Written request
Retype the listing that follows, exactly as written.

Records provided
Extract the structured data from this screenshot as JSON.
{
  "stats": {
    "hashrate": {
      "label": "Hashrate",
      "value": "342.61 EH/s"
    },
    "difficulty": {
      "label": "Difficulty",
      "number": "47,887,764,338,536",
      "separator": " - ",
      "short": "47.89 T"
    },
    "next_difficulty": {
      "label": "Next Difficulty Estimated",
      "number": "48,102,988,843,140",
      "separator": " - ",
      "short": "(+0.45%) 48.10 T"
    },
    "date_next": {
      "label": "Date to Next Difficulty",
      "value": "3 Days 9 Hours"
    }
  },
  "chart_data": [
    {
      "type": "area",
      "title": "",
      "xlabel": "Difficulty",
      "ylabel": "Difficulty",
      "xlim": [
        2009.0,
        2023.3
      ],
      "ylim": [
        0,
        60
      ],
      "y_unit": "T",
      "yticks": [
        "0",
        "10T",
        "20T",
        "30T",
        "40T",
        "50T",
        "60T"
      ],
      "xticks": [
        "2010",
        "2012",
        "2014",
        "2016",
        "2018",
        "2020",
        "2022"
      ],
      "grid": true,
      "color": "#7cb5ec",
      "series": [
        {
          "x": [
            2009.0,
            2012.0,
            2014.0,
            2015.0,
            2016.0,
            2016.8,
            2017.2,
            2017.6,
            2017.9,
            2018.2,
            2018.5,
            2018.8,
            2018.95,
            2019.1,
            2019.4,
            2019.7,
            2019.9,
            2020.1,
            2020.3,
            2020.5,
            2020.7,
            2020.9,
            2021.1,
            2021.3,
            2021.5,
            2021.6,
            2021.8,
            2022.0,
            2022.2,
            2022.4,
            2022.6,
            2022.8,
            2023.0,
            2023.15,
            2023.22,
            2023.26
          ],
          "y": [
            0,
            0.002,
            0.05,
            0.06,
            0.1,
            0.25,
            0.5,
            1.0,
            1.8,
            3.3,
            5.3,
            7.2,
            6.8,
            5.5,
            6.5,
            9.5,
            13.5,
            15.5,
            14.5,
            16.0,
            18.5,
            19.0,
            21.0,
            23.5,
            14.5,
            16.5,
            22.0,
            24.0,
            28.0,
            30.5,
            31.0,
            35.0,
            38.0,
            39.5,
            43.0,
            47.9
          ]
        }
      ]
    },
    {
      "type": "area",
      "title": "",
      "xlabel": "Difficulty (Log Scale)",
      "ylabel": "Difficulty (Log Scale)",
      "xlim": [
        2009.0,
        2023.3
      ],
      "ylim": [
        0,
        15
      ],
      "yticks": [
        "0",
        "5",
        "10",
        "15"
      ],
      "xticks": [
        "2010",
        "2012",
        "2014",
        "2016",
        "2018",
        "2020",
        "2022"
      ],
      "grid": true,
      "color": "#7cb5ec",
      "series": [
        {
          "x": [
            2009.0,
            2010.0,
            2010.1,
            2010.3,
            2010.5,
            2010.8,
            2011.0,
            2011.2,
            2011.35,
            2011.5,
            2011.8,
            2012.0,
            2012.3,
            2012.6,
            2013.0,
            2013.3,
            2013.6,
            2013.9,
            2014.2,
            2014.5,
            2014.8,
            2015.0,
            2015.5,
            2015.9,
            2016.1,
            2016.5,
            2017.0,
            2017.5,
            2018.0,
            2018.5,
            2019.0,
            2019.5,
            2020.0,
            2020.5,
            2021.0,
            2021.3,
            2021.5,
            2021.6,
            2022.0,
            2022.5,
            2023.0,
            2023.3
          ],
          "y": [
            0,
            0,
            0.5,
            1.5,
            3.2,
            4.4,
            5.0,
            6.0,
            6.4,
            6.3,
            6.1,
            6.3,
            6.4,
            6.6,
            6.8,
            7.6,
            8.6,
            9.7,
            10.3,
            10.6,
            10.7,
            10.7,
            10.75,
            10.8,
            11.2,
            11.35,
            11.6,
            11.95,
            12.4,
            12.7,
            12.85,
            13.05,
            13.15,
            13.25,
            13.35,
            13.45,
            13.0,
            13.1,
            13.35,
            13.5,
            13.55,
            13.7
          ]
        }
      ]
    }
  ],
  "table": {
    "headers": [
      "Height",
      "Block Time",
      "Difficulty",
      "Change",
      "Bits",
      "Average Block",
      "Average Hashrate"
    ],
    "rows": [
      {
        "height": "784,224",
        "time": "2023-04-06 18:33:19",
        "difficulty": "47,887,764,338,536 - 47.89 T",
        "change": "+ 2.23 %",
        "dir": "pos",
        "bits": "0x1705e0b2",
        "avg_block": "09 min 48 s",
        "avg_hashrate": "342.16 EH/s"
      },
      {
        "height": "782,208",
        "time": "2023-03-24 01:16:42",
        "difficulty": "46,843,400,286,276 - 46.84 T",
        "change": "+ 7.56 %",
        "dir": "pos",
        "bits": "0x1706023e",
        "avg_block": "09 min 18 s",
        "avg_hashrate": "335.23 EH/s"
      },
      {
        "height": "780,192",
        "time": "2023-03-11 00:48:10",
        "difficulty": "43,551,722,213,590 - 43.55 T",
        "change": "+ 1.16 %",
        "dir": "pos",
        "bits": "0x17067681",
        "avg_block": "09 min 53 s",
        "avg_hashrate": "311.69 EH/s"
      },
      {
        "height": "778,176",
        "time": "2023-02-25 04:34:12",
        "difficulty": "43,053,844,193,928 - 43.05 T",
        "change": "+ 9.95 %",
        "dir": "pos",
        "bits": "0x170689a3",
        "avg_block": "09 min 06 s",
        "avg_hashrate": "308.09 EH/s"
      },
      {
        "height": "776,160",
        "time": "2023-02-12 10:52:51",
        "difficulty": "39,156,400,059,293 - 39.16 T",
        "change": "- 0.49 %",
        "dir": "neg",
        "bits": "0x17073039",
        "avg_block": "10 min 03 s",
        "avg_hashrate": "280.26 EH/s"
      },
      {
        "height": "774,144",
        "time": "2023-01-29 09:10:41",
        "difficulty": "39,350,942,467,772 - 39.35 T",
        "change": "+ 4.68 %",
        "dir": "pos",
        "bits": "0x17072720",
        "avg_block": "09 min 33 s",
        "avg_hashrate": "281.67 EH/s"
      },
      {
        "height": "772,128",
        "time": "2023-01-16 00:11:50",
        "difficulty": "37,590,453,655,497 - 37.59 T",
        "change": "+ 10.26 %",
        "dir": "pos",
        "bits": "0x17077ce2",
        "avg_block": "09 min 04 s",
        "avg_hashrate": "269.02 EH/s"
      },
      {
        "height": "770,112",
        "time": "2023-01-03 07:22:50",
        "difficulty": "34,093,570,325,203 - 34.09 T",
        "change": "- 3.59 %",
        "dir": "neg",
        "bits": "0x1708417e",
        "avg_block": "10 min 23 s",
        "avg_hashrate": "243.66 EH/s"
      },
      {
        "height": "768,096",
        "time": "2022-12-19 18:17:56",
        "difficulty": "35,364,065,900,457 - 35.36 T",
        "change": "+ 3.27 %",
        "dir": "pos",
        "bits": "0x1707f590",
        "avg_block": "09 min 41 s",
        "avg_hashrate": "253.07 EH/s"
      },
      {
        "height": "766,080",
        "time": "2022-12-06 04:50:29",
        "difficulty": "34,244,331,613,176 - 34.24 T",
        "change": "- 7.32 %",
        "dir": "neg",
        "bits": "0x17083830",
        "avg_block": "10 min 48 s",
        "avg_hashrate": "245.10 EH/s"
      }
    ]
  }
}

Response to the task
Extract the structured data from this screenshot as JSON.
{
  "stats": {
    "hashrate": {
      "label": "Hashrate",
      "value": "342.61 EH/s"
    },
    "difficulty": {
      "label": "Difficulty",
      "number": "47,887,764,338,536",
      "separator": " - ",
      "short": "47.89 T"
    },
    "next_difficulty": {
      "label": "Next Difficulty Estimated",
      "number": "48,102,988,843,140",
      "separator": " - ",
      "short": "(+0.45%) 48.10 T"
    },
    "date_next": {
      "label": "Date to Next Difficulty",
      "value": "3 Days 9 Hours"
    }
  },
  "chart_data": [
    {
      "type": "area",
      "title": "",
      "xlabel": "Difficulty",
      "ylabel": "Difficulty",
      "xlim": [
        2009.0,
        2023.3
      ],
      "ylim": [
        0,
        60
      ],
      "y_unit": "T",
      "yticks": [
        "0",
        "10T",
        "20T",
        "30T",
        "40T",
        "50T",
        "60T"
      ],
      "xticks": [
        "2010",
        "2012",
        "2014",
        "2016",
        "2018",
        "2020",
        "2022"
      ],
      "grid": true,
      "color": "#7cb5ec",
      "series": [
        {
          "x": [
            2009.0,
            2012.0,
            2014.0,
            2015.0,
            2016.0,
            2016.8,
            2017.2,
            2017.6,
            2017.9,
            2018.2,
            2018.5,
            2018.8,
            2018.95,
            2019.1,
            2019.4,
            2019.7,
            2019.9,
            2020.1,
            2020.3,
            2020.5,
            2020.7,
            2020.9,
            2021.1,
            2021.3,
            2021.5,
            2021.6,
            2021.8,
            2022.0,
            2022.2,
            2022.4,
            2022.6,
            2022.8,
            2023.0,
            2023.15,
            2023.22,
            2023.26
          ],
          "y": [
            0,
            0.002,
            0.05,
            0.06,
            0.1,
            0.25,
            0.5,
            1.0,
            1.8,
            3.3,
            5.3,
            7.2,
            6.8,
            5.5,
            6.5,
            9.5,
            13.5,
            15.5,
            14.5,
            16.0,
            18.5,
            19.0,
            21.0,
            23.5,
            14.5,
            16.5,
            22.0,
            24.0,
            28.0,
            30.5,
            31.0,
            35.0,
            38.0,
            39.5,
            43.0,
            47.9
          ]
        }
      ]
    },
    {
      "type": "area",
      "title": "",
      "xlabel": "Difficulty (Log Scale)",
      "ylabel": "Difficulty (Log Scale)",
      "xlim": [
        2009.0,
        2023.3
      ],
      "ylim": [
        0,
        15
      ],
      "yticks": [
        "0",
        "5",
        "10",
        "15"
      ],
      "xticks": [
        "2010",
        "2012",
        "2014",
        "2016",
        "2018",
        "2020",
        "2022"
      ],
      "grid": true,
      "color": "#7cb5ec",
      "series": [
        {
          "x": [
            2009.0,
            2010.0,
            2010.1,
            2010.3,
            2010.5,
            2010.8,
            2011.0,
            2011.2,
            2011.35,
            2011.5,
            2011.8,
            2012.0,
            2012.3,
            2012.6,
            2013.0,
            2013.3,
            2013.6,
            2013.9,
            2014.2,
            2014.5,
            2014.8,
            2015.0,
            2015.5,
            2015.9,
            2016.1,
            2016.5,
            2017.0,
            2017.5,
            2018.0,
            2018.5,
            2019.0,
            2019.5,
            2020.0,
            2020.5,
            2021.0,
            2021.3,
            2021.5,
            2021.6,
            2022.0,
            2022.5,
            2023.0,
            2023.3
          ],
          "y": [
            0,
            0,
            0.5,
            1.5,
            3.2,
            4.4,
            5.0,
            6.0,
            6.4,
            6.3,
            6.1,
            6.3,
            6.4,
            6.6,
            6.8,
            7.6,
            8.6,
            9.7,
            10.3,
            10.6,
            10.7,
            10.7,
            10.75,
            10.8,
            11.2,
            11.35,
            11.6,
            11.95,
            12.4,
            12.7,
            12.85,
            13.05,
            13.15,
            13.25,
            13.35,
            13.45,
            13.0,
            13.1,
            13.35,
            13.5,
            13.55,
            13.7
          ]
        }
      ]
    }
  ],
  "table": {
    "headers": [
      "Height",
      "Block Time",
      "Difficulty",
      "Change",
      "Bits",
      "Average Block",
      "Average Hashrate"
    ],
    "rows": [
      {
        "height": "784,224",
        "time": "2023-04-06 18:33:19",
        "difficulty": "47,887,764,338,536 - 47.89 T",
        "change": "+ 2.23 %",
        "dir": "pos",
        "bits": "0x1705e0b2",
        "avg_block": "09 min 48 s",
        "avg_hashrate": "342.16 EH/s"
      },
      {
        "height": "782,208",
        "time": "2023-03-24 01:16:42",
        "difficulty": "46,843,400,286,276 - 46.84 T",
        "change": "+ 7.56 %",
        "dir": "pos",
        "bits": "0x1706023e",
        "avg_block": "09 min 18 s",
        "avg_hashrate": "335.23 EH/s"
      },
      {
        "height": "780,192",
        "time": "2023-03-11 00:48:10",
        "difficulty": "43,551,722,213,590 - 43.55 T",
        "change": "+ 1.16 %",
        "dir": "pos",
        "bits": "0x17067681",
        "avg_block": "09 min 53 s",
        "avg_hashrate": "311.69 EH/s"
      },
      {
        "height": "778,176",
        "time": "2023-02-25 04:34:12",
        "difficulty": "43,053,844,193,928 - 43.05 T",
        "change": "+ 9.95 %",
        "dir": "pos",
        "bits": "0x170689a3",
        "avg_block": "09 min 06 s",
        "avg_hashrate": "308.09 EH/s"
      },
      {
        "height": "776,160",
        "time": "2023-02-12 10:52:51",
        "difficulty": "39,156,400,059,293 - 39.16 T",
        "change": "- 0.49 %",
        "dir": "neg",
        "bits": "0x17073039",
        "avg_block": "10 min 03 s",
        "avg_hashrate": "280.26 EH/s"
      },
      {
        "height": "774,144",
        "time": "2023-01-29 09:10:41",
        "difficulty": "39,350,942,467,772 - 39.35 T",
        "change": "+ 4.68 %",
        "dir": "pos",
        "bits": "0x17072720",
        "avg_block": "09 min 33 s",
        "avg_hashrate": "281.67 EH/s"
      },
      {
        "height": "772,128",
        "time": "2023-01-16 00:11:50",
        "difficulty": "37,590,453,655,497 - 37.59 T",
        "change": "+ 10.26 %",
        "dir": "pos",
        "bits": "0x17077ce2",
        "avg_block": "09 min 04 s",
        "avg_hashrate": "269.02 EH/s"
      },
      {
        "height": "770,112",
        "time": "2023-01-03 07:22:50",
        "difficulty": "34,093,570,325,203 - 34.09 T",
        "change": "- 3.59 %",
        "dir": "neg",
        "bits": "0x1708417e",
        "avg_block": "10 min 23 s",
        "avg_hashrate": "243.66 EH/s"
      },
      {
        "height": "768,096",
        "time": "2022-12-19 18:17:56",
        "difficulty": "35,364,065,900,457 - 35.36 T",
        "change": "+ 3.27 %",
        "dir": "pos",
        "bits": "0x1707f590",
        "avg_block": "09 min 41 s",
        "avg_hashrate": "253.07 EH/s"
      },
      {
        "height": "766,080",
        "time": "2022-12-06 04:50:29",
        "difficulty": "34,244,331,613,176 - 34.24 T",
        "change": "- 7.32 %",
        "dir": "neg",
        "bits": "0x17083830",
        "avg_block": "10 min 48 s",
        "avg_hashrate": "245.10 EH/s"
      }
    ]
  }
}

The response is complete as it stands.